**ENTRIES:**
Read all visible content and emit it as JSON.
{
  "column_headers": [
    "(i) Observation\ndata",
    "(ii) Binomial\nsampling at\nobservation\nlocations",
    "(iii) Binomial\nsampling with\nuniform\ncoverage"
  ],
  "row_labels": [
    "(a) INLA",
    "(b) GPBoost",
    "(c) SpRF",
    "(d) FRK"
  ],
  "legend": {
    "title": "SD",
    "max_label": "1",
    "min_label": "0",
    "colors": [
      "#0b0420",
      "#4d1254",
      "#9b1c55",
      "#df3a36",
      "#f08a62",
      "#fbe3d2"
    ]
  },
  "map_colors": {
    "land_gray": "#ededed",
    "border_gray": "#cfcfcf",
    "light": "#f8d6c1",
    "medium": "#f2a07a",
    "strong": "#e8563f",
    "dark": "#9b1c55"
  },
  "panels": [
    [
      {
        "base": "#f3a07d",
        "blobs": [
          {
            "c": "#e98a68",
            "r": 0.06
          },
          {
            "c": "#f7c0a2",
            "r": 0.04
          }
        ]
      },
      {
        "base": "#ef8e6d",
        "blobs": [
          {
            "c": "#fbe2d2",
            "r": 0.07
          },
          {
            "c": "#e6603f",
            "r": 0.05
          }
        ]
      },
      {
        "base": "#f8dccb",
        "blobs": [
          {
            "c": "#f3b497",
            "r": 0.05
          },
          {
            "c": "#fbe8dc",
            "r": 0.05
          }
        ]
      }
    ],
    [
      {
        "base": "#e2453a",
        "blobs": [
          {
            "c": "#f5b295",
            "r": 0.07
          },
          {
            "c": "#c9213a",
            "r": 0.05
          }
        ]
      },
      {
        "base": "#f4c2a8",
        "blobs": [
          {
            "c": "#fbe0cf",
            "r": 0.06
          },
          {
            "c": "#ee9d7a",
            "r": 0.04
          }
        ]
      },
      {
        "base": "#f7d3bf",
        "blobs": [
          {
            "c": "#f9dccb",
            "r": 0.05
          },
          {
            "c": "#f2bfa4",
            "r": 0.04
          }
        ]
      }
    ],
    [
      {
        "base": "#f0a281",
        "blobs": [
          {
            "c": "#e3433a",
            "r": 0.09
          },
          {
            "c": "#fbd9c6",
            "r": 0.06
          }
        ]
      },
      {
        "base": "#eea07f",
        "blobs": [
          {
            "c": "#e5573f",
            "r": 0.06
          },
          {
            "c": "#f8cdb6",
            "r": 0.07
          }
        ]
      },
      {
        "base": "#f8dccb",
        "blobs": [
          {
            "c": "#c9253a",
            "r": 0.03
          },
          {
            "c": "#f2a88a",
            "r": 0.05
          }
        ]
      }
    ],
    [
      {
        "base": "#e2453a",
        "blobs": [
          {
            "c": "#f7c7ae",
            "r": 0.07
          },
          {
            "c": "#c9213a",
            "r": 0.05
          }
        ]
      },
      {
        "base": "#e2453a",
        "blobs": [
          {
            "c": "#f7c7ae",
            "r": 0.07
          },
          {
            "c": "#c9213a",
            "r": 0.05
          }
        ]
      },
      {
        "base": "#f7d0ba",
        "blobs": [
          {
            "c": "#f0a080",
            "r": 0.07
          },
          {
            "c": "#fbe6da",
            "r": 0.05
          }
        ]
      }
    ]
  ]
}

**EXERCISE TASK:** Go through the records. Copy each line where "nsampling" appears.

**EXERCISE ANSWER:**
    "(ii) Binomial\nsampling at\nobservation\nlocations",
    "(iii) Binomial\nsampling with\nuniform\ncoverage"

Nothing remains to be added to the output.